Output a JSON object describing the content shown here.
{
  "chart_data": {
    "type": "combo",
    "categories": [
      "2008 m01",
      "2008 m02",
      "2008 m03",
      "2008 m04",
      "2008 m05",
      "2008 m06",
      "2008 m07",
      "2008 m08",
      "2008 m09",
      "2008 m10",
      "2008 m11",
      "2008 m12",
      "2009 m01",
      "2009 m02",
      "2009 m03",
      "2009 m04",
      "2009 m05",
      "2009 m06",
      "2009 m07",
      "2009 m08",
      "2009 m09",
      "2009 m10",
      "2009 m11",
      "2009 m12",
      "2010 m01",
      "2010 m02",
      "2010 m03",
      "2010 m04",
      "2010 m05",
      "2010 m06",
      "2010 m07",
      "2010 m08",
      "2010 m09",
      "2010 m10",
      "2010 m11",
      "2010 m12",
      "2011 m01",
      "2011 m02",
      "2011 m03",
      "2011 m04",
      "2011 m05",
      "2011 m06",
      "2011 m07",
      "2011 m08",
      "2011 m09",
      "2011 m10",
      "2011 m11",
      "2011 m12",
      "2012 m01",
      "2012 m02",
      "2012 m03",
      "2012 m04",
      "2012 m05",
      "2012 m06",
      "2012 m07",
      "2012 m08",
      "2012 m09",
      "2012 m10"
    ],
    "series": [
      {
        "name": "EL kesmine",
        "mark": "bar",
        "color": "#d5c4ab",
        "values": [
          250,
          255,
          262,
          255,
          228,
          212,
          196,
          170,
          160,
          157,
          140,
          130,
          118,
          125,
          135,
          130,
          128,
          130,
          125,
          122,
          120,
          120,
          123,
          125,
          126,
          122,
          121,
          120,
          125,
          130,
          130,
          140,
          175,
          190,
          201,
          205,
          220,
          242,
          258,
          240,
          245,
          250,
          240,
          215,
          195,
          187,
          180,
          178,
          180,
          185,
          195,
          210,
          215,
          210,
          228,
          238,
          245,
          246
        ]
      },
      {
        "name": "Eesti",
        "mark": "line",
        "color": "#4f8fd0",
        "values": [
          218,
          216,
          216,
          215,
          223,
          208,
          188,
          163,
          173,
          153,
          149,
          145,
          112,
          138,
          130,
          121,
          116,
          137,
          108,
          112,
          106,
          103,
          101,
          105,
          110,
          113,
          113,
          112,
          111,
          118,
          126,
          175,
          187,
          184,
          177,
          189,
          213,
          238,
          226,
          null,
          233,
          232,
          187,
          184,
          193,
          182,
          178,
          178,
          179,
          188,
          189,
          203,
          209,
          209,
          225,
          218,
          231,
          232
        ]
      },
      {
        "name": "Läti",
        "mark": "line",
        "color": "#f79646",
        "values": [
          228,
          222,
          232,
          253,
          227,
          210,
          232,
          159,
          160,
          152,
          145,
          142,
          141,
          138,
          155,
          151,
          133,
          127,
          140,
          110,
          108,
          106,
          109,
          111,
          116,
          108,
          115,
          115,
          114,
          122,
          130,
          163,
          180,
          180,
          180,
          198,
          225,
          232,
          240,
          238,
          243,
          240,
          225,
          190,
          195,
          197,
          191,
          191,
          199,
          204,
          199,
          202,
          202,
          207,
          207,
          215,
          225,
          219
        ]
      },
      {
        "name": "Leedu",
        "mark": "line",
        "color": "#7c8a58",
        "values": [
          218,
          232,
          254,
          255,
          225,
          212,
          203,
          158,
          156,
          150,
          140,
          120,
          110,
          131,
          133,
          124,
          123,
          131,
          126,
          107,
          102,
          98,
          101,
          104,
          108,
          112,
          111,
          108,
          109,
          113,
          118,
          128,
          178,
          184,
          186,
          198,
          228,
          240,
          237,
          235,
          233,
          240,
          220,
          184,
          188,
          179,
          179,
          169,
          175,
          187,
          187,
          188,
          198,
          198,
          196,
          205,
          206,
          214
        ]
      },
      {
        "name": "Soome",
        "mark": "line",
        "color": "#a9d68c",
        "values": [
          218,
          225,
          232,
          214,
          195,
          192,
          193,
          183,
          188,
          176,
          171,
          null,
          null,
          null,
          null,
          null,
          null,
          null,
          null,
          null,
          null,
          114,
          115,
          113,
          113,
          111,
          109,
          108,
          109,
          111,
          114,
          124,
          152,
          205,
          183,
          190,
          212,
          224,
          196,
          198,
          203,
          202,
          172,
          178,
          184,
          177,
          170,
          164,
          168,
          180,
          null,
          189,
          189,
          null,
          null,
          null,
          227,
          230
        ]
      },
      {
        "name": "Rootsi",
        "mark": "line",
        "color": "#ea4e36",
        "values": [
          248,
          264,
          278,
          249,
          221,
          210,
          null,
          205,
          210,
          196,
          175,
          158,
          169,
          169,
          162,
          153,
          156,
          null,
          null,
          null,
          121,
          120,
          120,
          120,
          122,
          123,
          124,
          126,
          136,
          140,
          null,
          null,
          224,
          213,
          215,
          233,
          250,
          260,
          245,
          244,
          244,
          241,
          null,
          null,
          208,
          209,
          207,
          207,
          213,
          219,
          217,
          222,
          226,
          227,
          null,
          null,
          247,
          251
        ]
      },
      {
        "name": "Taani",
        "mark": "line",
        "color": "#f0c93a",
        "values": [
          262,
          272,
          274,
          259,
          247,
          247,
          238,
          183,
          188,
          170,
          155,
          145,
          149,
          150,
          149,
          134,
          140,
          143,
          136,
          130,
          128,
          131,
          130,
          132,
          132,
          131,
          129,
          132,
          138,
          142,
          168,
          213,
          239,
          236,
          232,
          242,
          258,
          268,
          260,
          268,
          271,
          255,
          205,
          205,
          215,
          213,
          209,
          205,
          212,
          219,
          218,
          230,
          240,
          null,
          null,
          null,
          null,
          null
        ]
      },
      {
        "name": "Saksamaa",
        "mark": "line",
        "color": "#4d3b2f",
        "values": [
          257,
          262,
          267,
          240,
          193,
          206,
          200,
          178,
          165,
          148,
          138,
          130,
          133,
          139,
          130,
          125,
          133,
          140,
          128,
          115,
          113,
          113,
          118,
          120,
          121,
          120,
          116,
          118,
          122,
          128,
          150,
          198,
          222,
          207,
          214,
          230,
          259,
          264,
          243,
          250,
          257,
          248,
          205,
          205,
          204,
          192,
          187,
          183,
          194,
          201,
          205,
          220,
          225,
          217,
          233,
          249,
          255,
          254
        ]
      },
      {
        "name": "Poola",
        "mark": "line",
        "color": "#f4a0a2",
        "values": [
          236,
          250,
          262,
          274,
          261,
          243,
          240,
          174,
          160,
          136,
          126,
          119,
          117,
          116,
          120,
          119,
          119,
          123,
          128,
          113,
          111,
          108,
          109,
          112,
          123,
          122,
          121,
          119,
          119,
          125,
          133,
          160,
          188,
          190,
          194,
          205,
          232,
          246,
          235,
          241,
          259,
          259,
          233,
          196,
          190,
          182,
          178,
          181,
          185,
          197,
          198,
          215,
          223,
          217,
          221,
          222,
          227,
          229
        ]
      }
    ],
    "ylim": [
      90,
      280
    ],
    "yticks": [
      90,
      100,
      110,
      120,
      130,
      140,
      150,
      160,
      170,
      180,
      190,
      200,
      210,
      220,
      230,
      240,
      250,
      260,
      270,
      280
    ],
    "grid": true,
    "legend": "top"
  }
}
------------
▸ **What you are asked to do**
Go through the listing and print each line exactly as it appears.

▸ **Complete answer**
Output a JSON object describing the content shown here.
{
  "chart_data": {
    "type": "combo",
    "categories": [
      "2008 m01",
      "2008 m02",
      "2008 m03",
      "2008 m04",
      "2008 m05",
      "2008 m06",
      "2008 m07",
      "2008 m08",
      "2008 m09",
      "2008 m10",
      "2008 m11",
      "2008 m12",
      "2009 m01",
      "2009 m02",
      "2009 m03",
      "2009 m04",
      "2009 m05",
      "2009 m06",
      "2009 m07",
      "2009 m08",
      "2009 m09",
      "2009 m10",
      "2009 m11",
      "2009 m12",
      "2010 m01",
      "2010 m02",
      "2010 m03",
      "2010 m04",
      "2010 m05",
      "2010 m06",
      "2010 m07",
      "2010 m08",
      "2010 m09",
      "2010 m10",
      "2010 m11",
      "2010 m12",
      "2011 m01",
      "2011 m02",
      "2011 m03",
      "2011 m04",
      "2011 m05",
      "2011 m06",
      "2011 m07",
      "2011 m08",
      "2011 m09",
      "2011 m10",
      "2011 m11",
      "2011 m12",
      "2012 m01",
      "2012 m02",
      "2012 m03",
      "2012 m04",
      "2012 m05",
      "2012 m06",
      "2012 m07",
      "2012 m08",
      "2012 m09",
      "2012 m10"
    ],
    "series": [
      {
        "name": "EL kesmine",
        "mark": "bar",
        "color": "#d5c4ab",
        "values": [
          250,
          255,
          262,
          255,
          228,
          212,
          196,
          170,
          160,
          157,
          140,
          130,
          118,
          125,
          135,
          130,
          128,
          130,
          125,
          122,
          120,
          120,
          123,
          125,
          126,
          122,
          121,
          120,
          125,
          130,
          130,
          140,
          175,
          190,
          201,
          205,
          220,
          242,
          258,
          240,
          245,
          250,
          240,
          215,
          195,
          187,
          180,
          178,
          180,
          185,
          195,
          210,
          215,
          210,
          228,
          238,
          245,
          246
        ]
      },
      {
        "name": "Eesti",
        "mark": "line",
        "color": "#4f8fd0",
        "values": [
          218,
          216,
          216,
          215,
          223,
          208,
          188,
          163,
          173,
          153,
          149,
          145,
          112,
          138,
          130,
          121,
          116,
          137,
          108,
          112,
          106,
          103,
          101,
          105,
          110,
          113,
          113,
          112,
          111,
          118,
          126,
          175,
          187,
          184,
          177,
          189,
          213,
          238,
          226,
          null,
          233,
          232,
          187,
          184,
          193,
          182,
          178,
          178,
          179,
          188,
          189,
          203,
          209,
          209,
          225,
          218,
          231,
          232
        ]
      },
      {
        "name": "Läti",
        "mark": "line",
        "color": "#f79646",
        "values": [
          228,
          222,
          232,
          253,
          227,
          210,
          232,
          159,
          160,
          152,
          145,
          142,
          141,
          138,
          155,
          151,
          133,
          127,
          140,
          110,
          108,
          106,
          109,
          111,
          116,
          108,
          115,
          115,
          114,
          122,
          130,
          163,
          180,
          180,
          180,
          198,
          225,
          232,
          240,
          238,
          243,
          240,
          225,
          190,
          195,
          197,
          191,
          191,
          199,
          204,
          199,
          202,
          202,
          207,
          207,
          215,
          225,
          219
        ]
      },
      {
        "name": "Leedu",
        "mark": "line",
        "color": "#7c8a58",
        "values": [
          218,
          232,
          254,
          255,
          225,
          212,
          203,
          158,
          156,
          150,
          140,
          120,
          110,
          131,
          133,
          124,
          123,
          131,
          126,
          107,
          102,
          98,
          101,
          104,
          108,
          112,
          111,
          108,
          109,
          113,
          118,
          128,
          178,
          184,
          186,
          198,
          228,
          240,
          237,
          235,
          233,
          240,
          220,
          184,
          188,
          179,
          179,
          169,
          175,
          187,
          187,
          188,
          198,
          198,
          196,
          205,
          206,
          214
        ]
      },
      {
        "name": "Soome",
        "mark": "line",
        "color": "#a9d68c",
        "values": [
          218,
          225,
          232,
          214,
          195,
          192,
          193,
          183,
          188,
          176,
          171,
          null,
          null,
          null,
          null,
          null,
          null,
          null,
          null,
          null,
          null,
          114,
          115,
          113,
          113,
          111,
          109,
          108,
          109,
          111,
          114,
          124,
          152,
          205,
          183,
          190,
          212,
          224,
          196,
          198,
          203,
          202,
          172,
          178,
          184,
          177,
          170,
          164,
          168,
          180,
          null,
          189,
          189,
          null,
          null,
          null,
          227,
          230
        ]
      },
      {
        "name": "Rootsi",
        "mark": "line",
        "color": "#ea4e36",
        "values": [
          248,
          264,
          278,
          249,
          221,
          210,
          null,
          205,
          210,
          196,
          175,
          158,
          169,
          169,
          162,
          153,
          156,
          null,
          null,
          null,
          121,
          120,
          120,
          120,
          122,
          123,
          124,
          126,
          136,
          140,
          null,
          null,
          224,
          213,
          215,
          233,
          250,
          260,
          245,
          244,
          244,
          241,
          null,
          null,
          208,
          209,
          207,
          207,
          213,
          219,
          217,
          222,
          226,
          227,
          null,
          null,
          247,
          251
        ]
      },
      {
        "name": "Taani",
        "mark": "line",
        "color": "#f0c93a",
        "values": [
          262,
          272,
          274,
          259,
          247,
          247,
          238,
          183,
          188,
          170,
          155,
          145,
          149,
          150,
          149,
          134,
          140,
          143,
          136,
          130,
          128,
          131,
          130,
          132,
          132,
          131,
          129,
          132,
          138,
          142,
          168,
          213,
          239,
          236,
          232,
          242,
          258,
          268,
          260,
          268,
          271,
          255,
          205,
          205,
          215,
          213,
          209,
          205,
          212,
          219,
          218,
          230,
          240,
          null,
          null,
          null,
          null,
          null
        ]
      },
      {
        "name": "Saksamaa",
        "mark": "line",
        "color": "#4d3b2f",
        "values": [
          257,
          262,
          267,
          240,
          193,
          206,
          200,
          178,
          165,
          148,
          138,
          130,
          133,
          139,
          130,
          125,
          133,
          140,
          128,
          115,
          113,
          113,
          118,
          120,
          121,
          120,
          116,
          118,
          122,
          128,
          150,
          198,
          222,
          207,
          214,
          230,
          259,
          264,
          243,
          250,
          257,
          248,
          205,
          205,
          204,
          192,
          187,
          183,
          194,
          201,
          205,
          220,
          225,
          217,
          233,
          249,
          255,
          254
        ]
      },
      {
        "name": "Poola",
        "mark": "line",
        "color": "#f4a0a2",
        "values": [
          236,
          250,
          262,
          274,
          261,
          243,
          240,
          174,
          160,
          136,
          126,
          119,
          117,
          116,
          120,
          119,
          119,
          123,
          128,
          113,
          111,
          108,
          109,
          112,
          123,
          122,
          121,
          119,
          119,
          125,
          133,
          160,
          188,
          190,
          194,
          205,
          232,
          246,
          235,
          241,
          259,
          259,
          233,
          196,
          190,
          182,
          178,
          181,
          185,
          197,
          198,
          215,
          223,
          217,
          221,
          222,
          227,
          229
        ]
      }
    ],
    "ylim": [
      90,
      280
    ],
    "yticks": [
      90,
      100,
      110,
      120,
      130,
      140,
      150,
      160,
      170,
      180,
      190,
      200,
      210,
      220,
      230,
      240,
      250,
      260,
      270,
      280
    ],
    "grid": true,
    "legend": "top"
  }
}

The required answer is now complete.